• _What is required_: Without the pictures, return all of the material exactly as written.

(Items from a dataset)
** Start **
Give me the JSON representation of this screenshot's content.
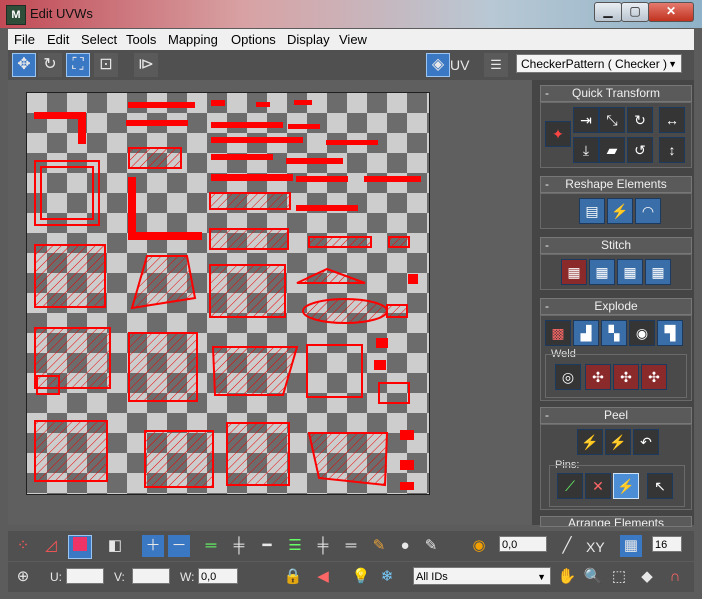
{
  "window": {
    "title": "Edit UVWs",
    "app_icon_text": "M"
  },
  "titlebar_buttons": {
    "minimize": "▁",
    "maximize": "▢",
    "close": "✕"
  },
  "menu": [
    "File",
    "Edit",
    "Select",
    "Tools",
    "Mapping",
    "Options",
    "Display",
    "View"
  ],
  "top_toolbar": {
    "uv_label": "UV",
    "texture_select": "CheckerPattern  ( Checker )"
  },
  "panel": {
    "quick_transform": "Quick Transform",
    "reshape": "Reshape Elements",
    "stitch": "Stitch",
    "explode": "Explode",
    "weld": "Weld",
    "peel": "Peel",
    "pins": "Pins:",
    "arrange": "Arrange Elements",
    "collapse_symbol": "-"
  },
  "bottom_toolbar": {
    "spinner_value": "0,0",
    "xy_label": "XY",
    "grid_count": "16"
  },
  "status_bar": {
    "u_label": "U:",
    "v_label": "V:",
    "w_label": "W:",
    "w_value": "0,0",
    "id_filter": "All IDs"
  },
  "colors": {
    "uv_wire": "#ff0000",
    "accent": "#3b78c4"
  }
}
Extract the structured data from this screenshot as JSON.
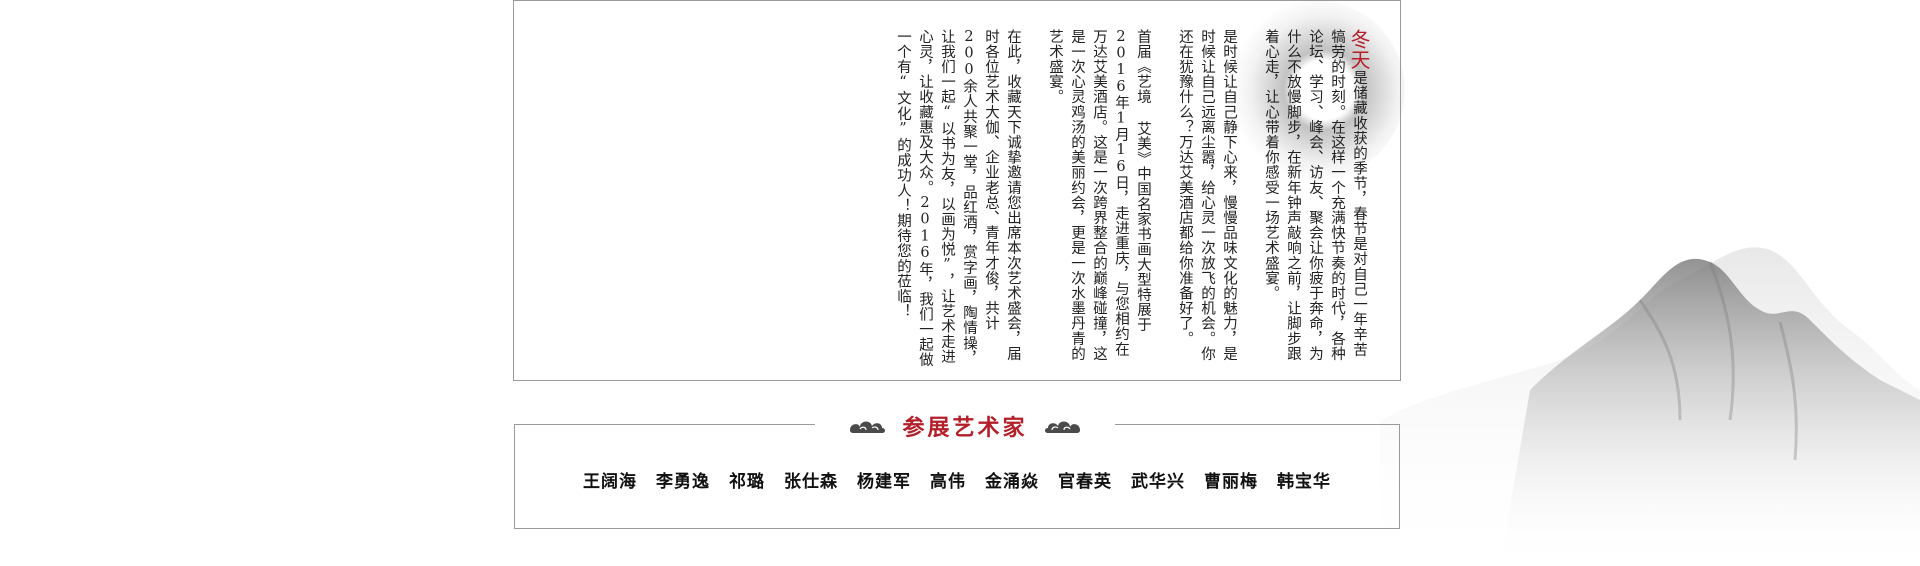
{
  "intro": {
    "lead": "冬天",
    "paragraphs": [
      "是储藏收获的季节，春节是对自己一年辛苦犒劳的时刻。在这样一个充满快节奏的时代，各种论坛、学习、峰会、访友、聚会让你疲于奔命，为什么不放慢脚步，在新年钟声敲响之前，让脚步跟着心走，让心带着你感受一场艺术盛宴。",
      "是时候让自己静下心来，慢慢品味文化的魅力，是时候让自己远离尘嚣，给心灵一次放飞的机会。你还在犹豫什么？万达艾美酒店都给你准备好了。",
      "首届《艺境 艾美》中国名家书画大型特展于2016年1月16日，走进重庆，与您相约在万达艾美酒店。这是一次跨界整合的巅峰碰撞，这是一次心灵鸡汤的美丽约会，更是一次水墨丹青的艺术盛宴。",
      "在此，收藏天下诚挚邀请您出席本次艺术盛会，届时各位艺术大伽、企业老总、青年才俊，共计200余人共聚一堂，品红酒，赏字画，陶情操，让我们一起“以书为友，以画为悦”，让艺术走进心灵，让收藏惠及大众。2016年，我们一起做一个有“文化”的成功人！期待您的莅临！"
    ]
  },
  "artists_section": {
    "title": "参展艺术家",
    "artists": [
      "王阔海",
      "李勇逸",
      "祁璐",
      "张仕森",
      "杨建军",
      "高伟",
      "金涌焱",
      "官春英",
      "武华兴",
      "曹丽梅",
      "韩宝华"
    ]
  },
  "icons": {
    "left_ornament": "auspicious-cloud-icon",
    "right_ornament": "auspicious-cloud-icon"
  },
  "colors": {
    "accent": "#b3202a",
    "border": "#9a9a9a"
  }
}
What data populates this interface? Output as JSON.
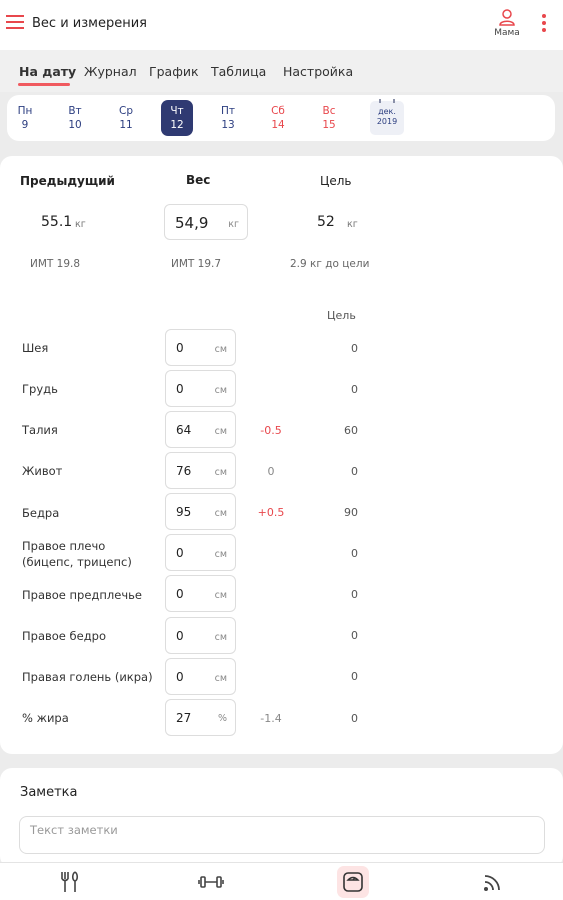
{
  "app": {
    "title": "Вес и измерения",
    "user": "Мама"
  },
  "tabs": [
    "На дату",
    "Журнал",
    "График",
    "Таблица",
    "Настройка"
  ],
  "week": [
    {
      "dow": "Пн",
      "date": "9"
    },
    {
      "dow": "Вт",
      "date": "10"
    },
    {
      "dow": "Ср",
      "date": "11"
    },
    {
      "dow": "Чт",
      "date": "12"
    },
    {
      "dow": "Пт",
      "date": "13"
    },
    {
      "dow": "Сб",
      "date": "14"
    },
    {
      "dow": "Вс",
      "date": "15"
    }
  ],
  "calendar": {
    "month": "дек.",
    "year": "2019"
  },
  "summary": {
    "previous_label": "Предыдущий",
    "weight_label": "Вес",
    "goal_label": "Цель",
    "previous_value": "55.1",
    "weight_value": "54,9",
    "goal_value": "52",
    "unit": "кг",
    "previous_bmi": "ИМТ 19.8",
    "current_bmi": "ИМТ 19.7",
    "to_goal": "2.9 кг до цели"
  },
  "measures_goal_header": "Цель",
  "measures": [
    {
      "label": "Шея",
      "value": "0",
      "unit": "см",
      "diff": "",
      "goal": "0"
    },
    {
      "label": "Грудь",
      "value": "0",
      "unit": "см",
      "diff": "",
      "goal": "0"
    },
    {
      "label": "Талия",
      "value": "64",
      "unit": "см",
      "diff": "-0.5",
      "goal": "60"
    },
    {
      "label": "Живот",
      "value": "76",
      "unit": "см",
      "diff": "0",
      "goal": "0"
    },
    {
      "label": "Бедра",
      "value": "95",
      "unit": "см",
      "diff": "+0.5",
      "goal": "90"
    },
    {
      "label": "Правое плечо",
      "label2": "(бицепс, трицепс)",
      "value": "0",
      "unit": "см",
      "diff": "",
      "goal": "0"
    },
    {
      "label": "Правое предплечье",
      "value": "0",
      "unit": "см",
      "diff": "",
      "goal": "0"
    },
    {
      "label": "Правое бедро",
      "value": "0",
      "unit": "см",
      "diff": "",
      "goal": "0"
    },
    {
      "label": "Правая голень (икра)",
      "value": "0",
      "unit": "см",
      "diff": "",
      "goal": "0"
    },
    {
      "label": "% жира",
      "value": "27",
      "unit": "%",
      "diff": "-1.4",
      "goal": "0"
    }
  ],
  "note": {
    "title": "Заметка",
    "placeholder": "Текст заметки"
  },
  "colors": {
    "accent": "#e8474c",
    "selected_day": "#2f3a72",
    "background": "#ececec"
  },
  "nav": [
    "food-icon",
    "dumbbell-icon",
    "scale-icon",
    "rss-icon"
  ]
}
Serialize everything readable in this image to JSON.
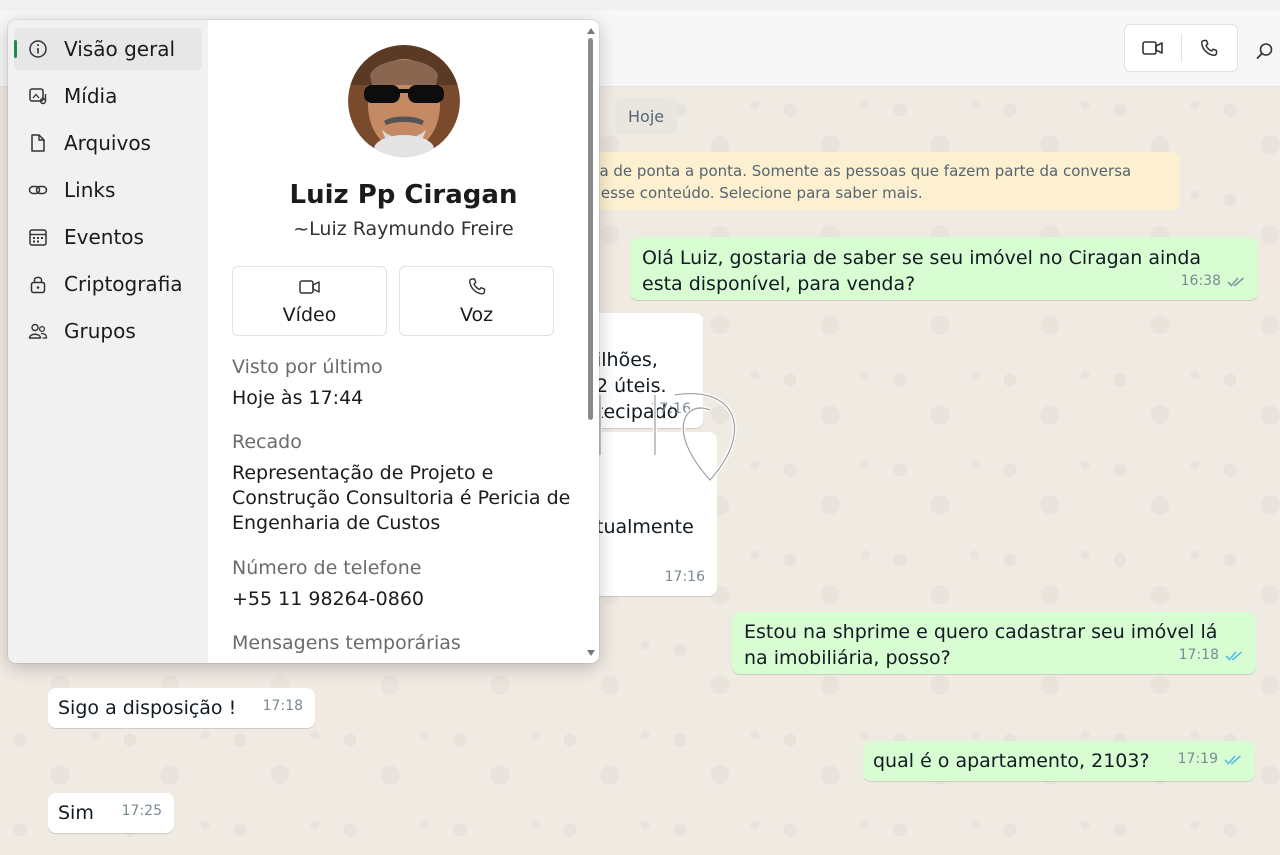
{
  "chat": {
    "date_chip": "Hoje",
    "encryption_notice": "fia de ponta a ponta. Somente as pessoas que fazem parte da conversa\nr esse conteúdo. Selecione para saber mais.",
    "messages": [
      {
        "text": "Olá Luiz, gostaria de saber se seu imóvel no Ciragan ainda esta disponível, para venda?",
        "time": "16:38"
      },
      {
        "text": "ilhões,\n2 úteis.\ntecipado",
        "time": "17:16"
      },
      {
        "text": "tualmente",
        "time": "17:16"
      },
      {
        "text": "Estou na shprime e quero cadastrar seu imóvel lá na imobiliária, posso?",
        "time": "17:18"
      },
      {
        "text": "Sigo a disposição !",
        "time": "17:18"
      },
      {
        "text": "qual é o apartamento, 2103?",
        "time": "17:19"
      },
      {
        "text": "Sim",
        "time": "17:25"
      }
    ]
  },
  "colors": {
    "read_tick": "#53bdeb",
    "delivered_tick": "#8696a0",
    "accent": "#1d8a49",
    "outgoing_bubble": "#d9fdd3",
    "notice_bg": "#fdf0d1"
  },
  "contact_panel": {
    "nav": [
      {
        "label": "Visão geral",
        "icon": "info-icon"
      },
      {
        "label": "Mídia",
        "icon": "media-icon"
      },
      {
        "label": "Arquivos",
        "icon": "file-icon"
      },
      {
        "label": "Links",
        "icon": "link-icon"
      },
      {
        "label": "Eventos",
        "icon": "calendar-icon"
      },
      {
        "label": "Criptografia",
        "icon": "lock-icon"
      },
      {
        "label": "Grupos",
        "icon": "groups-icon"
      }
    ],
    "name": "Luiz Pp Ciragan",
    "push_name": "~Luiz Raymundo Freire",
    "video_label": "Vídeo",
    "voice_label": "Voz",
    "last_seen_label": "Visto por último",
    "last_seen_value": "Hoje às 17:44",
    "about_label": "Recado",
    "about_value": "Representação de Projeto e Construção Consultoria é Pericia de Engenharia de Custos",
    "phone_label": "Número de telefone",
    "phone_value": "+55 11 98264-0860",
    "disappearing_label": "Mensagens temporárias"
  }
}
** End **
• _Worked answer_:
Give me the JSON representation of this screenshot's content.
{
  "window": {
    "title": "Edit UVWs",
    "app_icon_text": "M"
  },
  "titlebar_buttons": {
    "minimize": "▁",
    "maximize": "▢",
    "close": "✕"
  },
  "menu": [
    "File",
    "Edit",
    "Select",
    "Tools",
    "Mapping",
    "Options",
    "Display",
    "View"
  ],
  "top_toolbar": {
    "uv_label": "UV",
    "texture_select": "CheckerPattern  ( Checker )"
  },
  "panel": {
    "quick_transform": "Quick Transform",
    "reshape": "Reshape Elements",
    "stitch": "Stitch",
    "explode": "Explode",
    "weld": "Weld",
    "peel": "Peel",
    "pins": "Pins:",
    "arrange": "Arrange Elements",
    "collapse_symbol": "-"
  },
  "bottom_toolbar": {
    "spinner_value": "0,0",
    "xy_label": "XY",
    "grid_count": "16"
  },
  "status_bar": {
    "u_label": "U:",
    "v_label": "V:",
    "w_label": "W:",
    "w_value": "0,0",
    "id_filter": "All IDs"
  },
  "colors": {
    "uv_wire": "#ff0000",
    "accent": "#3b78c4"
  }
}
Extract the structured data from this screenshot as JSON.
{
  "intro": {
    "lead": "冬天",
    "paragraphs": [
      "是储藏收获的季节，春节是对自己一年辛苦犒劳的时刻。在这样一个充满快节奏的时代，各种论坛、学习、峰会、访友、聚会让你疲于奔命，为什么不放慢脚步，在新年钟声敲响之前，让脚步跟着心走，让心带着你感受一场艺术盛宴。",
      "是时候让自己静下心来，慢慢品味文化的魅力，是时候让自己远离尘嚣，给心灵一次放飞的机会。你还在犹豫什么？万达艾美酒店都给你准备好了。",
      "首届《艺境 艾美》中国名家书画大型特展于2016年1月16日，走进重庆，与您相约在万达艾美酒店。这是一次跨界整合的巅峰碰撞，这是一次心灵鸡汤的美丽约会，更是一次水墨丹青的艺术盛宴。",
      "在此，收藏天下诚挚邀请您出席本次艺术盛会，届时各位艺术大伽、企业老总、青年才俊，共计200余人共聚一堂，品红酒，赏字画，陶情操，让我们一起“以书为友，以画为悦”，让艺术走进心灵，让收藏惠及大众。2016年，我们一起做一个有“文化”的成功人！期待您的莅临！"
    ]
  },
  "artists_section": {
    "title": "参展艺术家",
    "artists": [
      "王阔海",
      "李勇逸",
      "祁璐",
      "张仕森",
      "杨建军",
      "高伟",
      "金涌焱",
      "官春英",
      "武华兴",
      "曹丽梅",
      "韩宝华"
    ]
  },
  "icons": {
    "left_ornament": "auspicious-cloud-icon",
    "right_ornament": "auspicious-cloud-icon"
  },
  "colors": {
    "accent": "#b3202a",
    "border": "#9a9a9a"
  }
}
What data populates this interface? Output as JSON.
{
  "app": {
    "title": "Вес и измерения",
    "user": "Мама"
  },
  "tabs": [
    "На дату",
    "Журнал",
    "График",
    "Таблица",
    "Настройка"
  ],
  "week": [
    {
      "dow": "Пн",
      "date": "9"
    },
    {
      "dow": "Вт",
      "date": "10"
    },
    {
      "dow": "Ср",
      "date": "11"
    },
    {
      "dow": "Чт",
      "date": "12"
    },
    {
      "dow": "Пт",
      "date": "13"
    },
    {
      "dow": "Сб",
      "date": "14"
    },
    {
      "dow": "Вс",
      "date": "15"
    }
  ],
  "calendar": {
    "month": "дек.",
    "year": "2019"
  },
  "summary": {
    "previous_label": "Предыдущий",
    "weight_label": "Вес",
    "goal_label": "Цель",
    "previous_value": "55.1",
    "weight_value": "54,9",
    "goal_value": "52",
    "unit": "кг",
    "previous_bmi": "ИМТ 19.8",
    "current_bmi": "ИМТ 19.7",
    "to_goal": "2.9 кг до цели"
  },
  "measures_goal_header": "Цель",
  "measures": [
    {
      "label": "Шея",
      "value": "0",
      "unit": "см",
      "diff": "",
      "goal": "0"
    },
    {
      "label": "Грудь",
      "value": "0",
      "unit": "см",
      "diff": "",
      "goal": "0"
    },
    {
      "label": "Талия",
      "value": "64",
      "unit": "см",
      "diff": "-0.5",
      "goal": "60"
    },
    {
      "label": "Живот",
      "value": "76",
      "unit": "см",
      "diff": "0",
      "goal": "0"
    },
    {
      "label": "Бедра",
      "value": "95",
      "unit": "см",
      "diff": "+0.5",
      "goal": "90"
    },
    {
      "label": "Правое плечо",
      "label2": "(бицепс, трицепс)",
      "value": "0",
      "unit": "см",
      "diff": "",
      "goal": "0"
    },
    {
      "label": "Правое предплечье",
      "value": "0",
      "unit": "см",
      "diff": "",
      "goal": "0"
    },
    {
      "label": "Правое бедро",
      "value": "0",
      "unit": "см",
      "diff": "",
      "goal": "0"
    },
    {
      "label": "Правая голень (икра)",
      "value": "0",
      "unit": "см",
      "diff": "",
      "goal": "0"
    },
    {
      "label": "% жира",
      "value": "27",
      "unit": "%",
      "diff": "-1.4",
      "goal": "0"
    }
  ],
  "note": {
    "title": "Заметка",
    "placeholder": "Текст заметки"
  },
  "colors": {
    "accent": "#e8474c",
    "selected_day": "#2f3a72",
    "background": "#ececec"
  },
  "nav": [
    "food-icon",
    "dumbbell-icon",
    "scale-icon",
    "rss-icon"
  ]
}
Serialize everything readable in this image to JSON.
{
  "chat": {
    "date_chip": "Hoje",
    "encryption_notice": "fia de ponta a ponta. Somente as pessoas que fazem parte da conversa\nr esse conteúdo. Selecione para saber mais.",
    "messages": [
      {
        "text": "Olá Luiz, gostaria de saber se seu imóvel no Ciragan ainda esta disponível, para venda?",
        "time": "16:38"
      },
      {
        "text": "ilhões,\n2 úteis.\ntecipado",
        "time": "17:16"
      },
      {
        "text": "tualmente",
        "time": "17:16"
      },
      {
        "text": "Estou na shprime e quero cadastrar seu imóvel lá na imobiliária, posso?",
        "time": "17:18"
      },
      {
        "text": "Sigo a disposição !",
        "time": "17:18"
      },
      {
        "text": "qual é o apartamento, 2103?",
        "time": "17:19"
      },
      {
        "text": "Sim",
        "time": "17:25"
      }
    ]
  },
  "colors": {
    "read_tick": "#53bdeb",
    "delivered_tick": "#8696a0",
    "accent": "#1d8a49",
    "outgoing_bubble": "#d9fdd3",
    "notice_bg": "#fdf0d1"
  },
  "contact_panel": {
    "nav": [
      {
        "label": "Visão geral",
        "icon": "info-icon"
      },
      {
        "label": "Mídia",
        "icon": "media-icon"
      },
      {
        "label": "Arquivos",
        "icon": "file-icon"
      },
      {
        "label": "Links",
        "icon": "link-icon"
      },
      {
        "label": "Eventos",
        "icon": "calendar-icon"
      },
      {
        "label": "Criptografia",
        "icon": "lock-icon"
      },
      {
        "label": "Grupos",
        "icon": "groups-icon"
      }
    ],
    "name": "Luiz Pp Ciragan",
    "push_name": "~Luiz Raymundo Freire",
    "video_label": "Vídeo",
    "voice_label": "Voz",
    "last_seen_label": "Visto por último",
    "last_seen_value": "Hoje às 17:44",
    "about_label": "Recado",
    "about_value": "Representação de Projeto e Construção Consultoria é Pericia de Engenharia de Custos",
    "phone_label": "Número de telefone",
    "phone_value": "+55 11 98264-0860",
    "disappearing_label": "Mensagens temporárias"
  }
}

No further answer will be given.